■ Directions for this task ■
Copy the part of the passage on cancer metastasis that starts at "In other words, how" and ends at "may become resistant.", keeping every word unchanged.

■ Excerpt provided ■

********

Around 90 percent of cancer deaths are caused not by the primary tumor, but by its metastasis. Based on previous work, there is no single genetic switch that can be flipped to equip a cancer cell for metastasis. Instead, cells must go through a series of changes over time. Most cancer cells fail to acquire all of the necessary traits, and so may, for example, spread to new tissues but rarely form tumors there. Weinberg’s lab tracks cancer cells to help fill in the “road map” that cancer cells follow on the way to metastasis, in the hopes that their insights can be used to prevent or treat metastatic cancers.
 
One important change that cancer cells undergo is called the epithelial to mesenchymal transition (EMT), a cellular process that causes the cancer cells to express different genes and go from being immobile to mobile and invasive. Cancer cells undergoing this transition to be able to spread are called “quasi-mesenchymal.” The ability to spread does not fully explain metastasis, however.
 
“There's two aspects of the metastasis problem,” Weinberg said. “The first aspect is how cancer cells physically leave the primary tumor and get seeded into a distant tissue. In other words, the physical translocation of the cells. The second step represents the subsequent ability of the already seeded cells to figure out how to make a living in a distant tissue.”
 
In other words, how do those transplanted cells adapt to a new tissue environment, which might offer them only inhospitable conditions? “That represents the major unsolved problem of metastasis,” he said. 
 
Weinberg hopes to study this more in the future; for now though, his lab has found that studying quasi-mesenchymal cells can serve another purpose. Anushka Dongre, a postdoc in Weinberg’s lab, found that these cells are resistant to a common type of cancer treatment, known as immune checkpoint therapy, and can even protect the other cancer cells around them from that therapy. If as little as ten percent of a tumor consists of quasi-mesenchymal cells, then the whole tumor may become resistant. 
 
By using a tumor’s epithelial/mesenchymal profile, Dongre demonstrated that she could predict how likely a breast cancer tumor was to respond to a particular immune checkpoint therapy. This finding could help physicians match patients to the best treatment plan, by indicating ahead of time whether the treatment will work. She also identified a way to eliminate the quasi-mesenchymal cells’ protective effect by suppressing a certain enzyme that they employ to defend themselves.

********

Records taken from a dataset
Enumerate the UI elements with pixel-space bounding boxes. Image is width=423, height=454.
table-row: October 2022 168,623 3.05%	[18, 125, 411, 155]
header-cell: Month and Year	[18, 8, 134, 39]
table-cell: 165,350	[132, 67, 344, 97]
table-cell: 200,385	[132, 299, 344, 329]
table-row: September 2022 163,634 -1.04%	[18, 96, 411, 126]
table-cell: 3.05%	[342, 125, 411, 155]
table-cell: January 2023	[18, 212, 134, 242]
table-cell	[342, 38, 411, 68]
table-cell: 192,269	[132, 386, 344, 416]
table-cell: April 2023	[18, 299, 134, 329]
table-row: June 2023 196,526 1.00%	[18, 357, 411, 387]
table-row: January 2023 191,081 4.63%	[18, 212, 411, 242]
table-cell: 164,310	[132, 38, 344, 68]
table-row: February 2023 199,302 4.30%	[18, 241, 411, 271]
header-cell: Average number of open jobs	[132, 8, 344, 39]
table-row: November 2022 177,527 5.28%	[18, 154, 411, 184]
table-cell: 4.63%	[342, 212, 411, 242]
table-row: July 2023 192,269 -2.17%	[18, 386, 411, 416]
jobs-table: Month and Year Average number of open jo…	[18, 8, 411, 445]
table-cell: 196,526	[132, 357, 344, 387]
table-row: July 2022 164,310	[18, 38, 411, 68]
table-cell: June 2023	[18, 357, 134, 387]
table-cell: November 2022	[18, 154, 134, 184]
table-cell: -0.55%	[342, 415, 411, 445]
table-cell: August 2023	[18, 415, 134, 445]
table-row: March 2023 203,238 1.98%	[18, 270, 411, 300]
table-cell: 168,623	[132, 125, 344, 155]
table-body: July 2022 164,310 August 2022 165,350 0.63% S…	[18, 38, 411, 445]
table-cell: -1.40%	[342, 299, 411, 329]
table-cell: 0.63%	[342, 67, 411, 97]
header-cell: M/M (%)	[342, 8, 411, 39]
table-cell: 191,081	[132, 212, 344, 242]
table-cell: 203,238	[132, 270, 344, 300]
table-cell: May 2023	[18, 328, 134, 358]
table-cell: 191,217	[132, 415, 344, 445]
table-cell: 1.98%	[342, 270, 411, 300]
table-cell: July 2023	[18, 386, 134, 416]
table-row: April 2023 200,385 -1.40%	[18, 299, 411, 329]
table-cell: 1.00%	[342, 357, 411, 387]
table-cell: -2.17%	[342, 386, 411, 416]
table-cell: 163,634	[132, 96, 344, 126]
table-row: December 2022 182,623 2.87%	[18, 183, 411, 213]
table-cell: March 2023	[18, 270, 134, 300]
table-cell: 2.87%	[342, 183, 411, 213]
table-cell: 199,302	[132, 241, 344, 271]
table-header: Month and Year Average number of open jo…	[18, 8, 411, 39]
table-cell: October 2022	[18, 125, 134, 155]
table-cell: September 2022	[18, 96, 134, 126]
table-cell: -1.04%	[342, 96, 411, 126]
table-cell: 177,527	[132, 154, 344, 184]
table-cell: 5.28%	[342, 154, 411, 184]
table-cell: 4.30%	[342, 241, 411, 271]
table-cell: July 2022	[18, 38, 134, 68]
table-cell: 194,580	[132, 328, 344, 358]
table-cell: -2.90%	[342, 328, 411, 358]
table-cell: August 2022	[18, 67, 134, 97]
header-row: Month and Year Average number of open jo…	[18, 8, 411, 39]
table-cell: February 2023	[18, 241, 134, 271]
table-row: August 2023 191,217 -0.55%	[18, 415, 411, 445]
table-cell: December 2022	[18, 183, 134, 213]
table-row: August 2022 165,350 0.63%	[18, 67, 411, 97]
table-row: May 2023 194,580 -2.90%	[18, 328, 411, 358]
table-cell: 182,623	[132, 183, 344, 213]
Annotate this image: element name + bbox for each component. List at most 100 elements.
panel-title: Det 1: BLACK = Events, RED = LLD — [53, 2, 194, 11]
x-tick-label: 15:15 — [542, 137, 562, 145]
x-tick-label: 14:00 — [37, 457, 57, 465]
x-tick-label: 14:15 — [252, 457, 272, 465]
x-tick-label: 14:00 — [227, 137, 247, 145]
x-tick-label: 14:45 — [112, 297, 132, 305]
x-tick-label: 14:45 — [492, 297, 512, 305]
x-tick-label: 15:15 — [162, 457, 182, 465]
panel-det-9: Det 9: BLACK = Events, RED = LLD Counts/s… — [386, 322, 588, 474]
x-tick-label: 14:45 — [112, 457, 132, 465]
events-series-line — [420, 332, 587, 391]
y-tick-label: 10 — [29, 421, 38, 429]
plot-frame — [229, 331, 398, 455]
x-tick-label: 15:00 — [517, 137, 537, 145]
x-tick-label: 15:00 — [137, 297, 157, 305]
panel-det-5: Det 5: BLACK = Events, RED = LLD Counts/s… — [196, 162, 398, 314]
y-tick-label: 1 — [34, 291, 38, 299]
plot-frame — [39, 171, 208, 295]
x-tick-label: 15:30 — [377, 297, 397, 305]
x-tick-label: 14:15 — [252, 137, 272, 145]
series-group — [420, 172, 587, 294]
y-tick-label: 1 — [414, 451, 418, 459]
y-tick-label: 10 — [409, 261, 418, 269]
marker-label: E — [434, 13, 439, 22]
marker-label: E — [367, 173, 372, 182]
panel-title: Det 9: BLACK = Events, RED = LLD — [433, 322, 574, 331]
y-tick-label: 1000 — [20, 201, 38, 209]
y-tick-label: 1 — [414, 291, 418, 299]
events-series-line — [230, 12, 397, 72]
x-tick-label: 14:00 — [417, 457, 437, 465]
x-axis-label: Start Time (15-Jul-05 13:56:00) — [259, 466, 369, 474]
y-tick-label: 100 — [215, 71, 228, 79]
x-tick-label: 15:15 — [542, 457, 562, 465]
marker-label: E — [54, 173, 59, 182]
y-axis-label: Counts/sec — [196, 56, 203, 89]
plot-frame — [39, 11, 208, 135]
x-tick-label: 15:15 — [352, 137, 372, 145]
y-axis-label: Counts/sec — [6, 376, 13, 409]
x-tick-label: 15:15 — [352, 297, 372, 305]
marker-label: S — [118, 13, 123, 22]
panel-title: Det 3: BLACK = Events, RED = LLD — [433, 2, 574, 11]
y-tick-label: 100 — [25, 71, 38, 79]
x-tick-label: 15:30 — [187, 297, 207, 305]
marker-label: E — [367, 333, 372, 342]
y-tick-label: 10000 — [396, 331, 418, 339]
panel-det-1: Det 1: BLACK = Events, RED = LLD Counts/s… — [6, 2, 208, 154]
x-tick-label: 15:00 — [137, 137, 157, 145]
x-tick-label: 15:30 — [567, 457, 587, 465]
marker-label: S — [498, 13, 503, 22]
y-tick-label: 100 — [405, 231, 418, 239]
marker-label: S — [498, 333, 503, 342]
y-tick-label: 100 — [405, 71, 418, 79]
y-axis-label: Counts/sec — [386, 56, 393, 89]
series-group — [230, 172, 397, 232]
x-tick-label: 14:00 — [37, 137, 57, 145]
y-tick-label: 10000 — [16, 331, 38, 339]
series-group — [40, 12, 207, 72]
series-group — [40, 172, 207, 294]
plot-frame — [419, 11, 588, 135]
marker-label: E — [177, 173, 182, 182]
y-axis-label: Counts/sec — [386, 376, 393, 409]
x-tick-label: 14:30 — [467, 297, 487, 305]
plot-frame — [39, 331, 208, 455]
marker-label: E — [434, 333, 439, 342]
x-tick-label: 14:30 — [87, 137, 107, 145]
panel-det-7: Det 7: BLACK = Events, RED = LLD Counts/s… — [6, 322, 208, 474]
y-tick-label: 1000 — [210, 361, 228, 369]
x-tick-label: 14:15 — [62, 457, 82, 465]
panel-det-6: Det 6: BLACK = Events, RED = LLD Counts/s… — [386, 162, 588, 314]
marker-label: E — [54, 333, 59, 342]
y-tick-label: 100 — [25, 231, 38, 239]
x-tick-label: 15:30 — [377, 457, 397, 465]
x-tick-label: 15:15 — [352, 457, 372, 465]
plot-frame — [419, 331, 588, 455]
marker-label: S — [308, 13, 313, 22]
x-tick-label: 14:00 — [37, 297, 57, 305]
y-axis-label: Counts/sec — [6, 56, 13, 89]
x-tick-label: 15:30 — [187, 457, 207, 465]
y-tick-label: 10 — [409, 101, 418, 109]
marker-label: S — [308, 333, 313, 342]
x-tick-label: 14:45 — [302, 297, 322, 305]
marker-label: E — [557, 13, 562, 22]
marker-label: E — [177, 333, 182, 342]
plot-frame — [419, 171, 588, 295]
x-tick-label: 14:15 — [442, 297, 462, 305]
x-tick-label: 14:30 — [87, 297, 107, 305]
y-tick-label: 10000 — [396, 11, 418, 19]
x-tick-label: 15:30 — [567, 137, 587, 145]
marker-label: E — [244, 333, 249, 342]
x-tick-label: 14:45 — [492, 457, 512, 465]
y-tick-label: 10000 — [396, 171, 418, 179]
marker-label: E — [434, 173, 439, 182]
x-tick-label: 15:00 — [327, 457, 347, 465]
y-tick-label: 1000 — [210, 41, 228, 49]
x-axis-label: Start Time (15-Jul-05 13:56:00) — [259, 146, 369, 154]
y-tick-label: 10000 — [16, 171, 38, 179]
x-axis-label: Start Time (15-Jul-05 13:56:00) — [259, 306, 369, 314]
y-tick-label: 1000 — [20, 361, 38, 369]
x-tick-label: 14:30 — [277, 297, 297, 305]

********

■ Finished task ■
In other words, how do those transplanted cells adapt to a new tissue environment, which might offer them only inhospitable conditions? “That represents the major unsolved problem of metastasis,” he said. 
 
Weinberg hopes to study this more in the future; for now though, his lab has found that studying quasi-mesenchymal cells can serve another purpose. Anushka Dongre, a postdoc in Weinberg’s lab, found that these cells are resistant to a common type of cancer treatment, known as immune checkpoint therapy, and can even protect the other cancer cells around them from that therapy. If as little as ten percent of a tumor consists of quasi-mesenchymal cells, then the whole tumor may become resistant.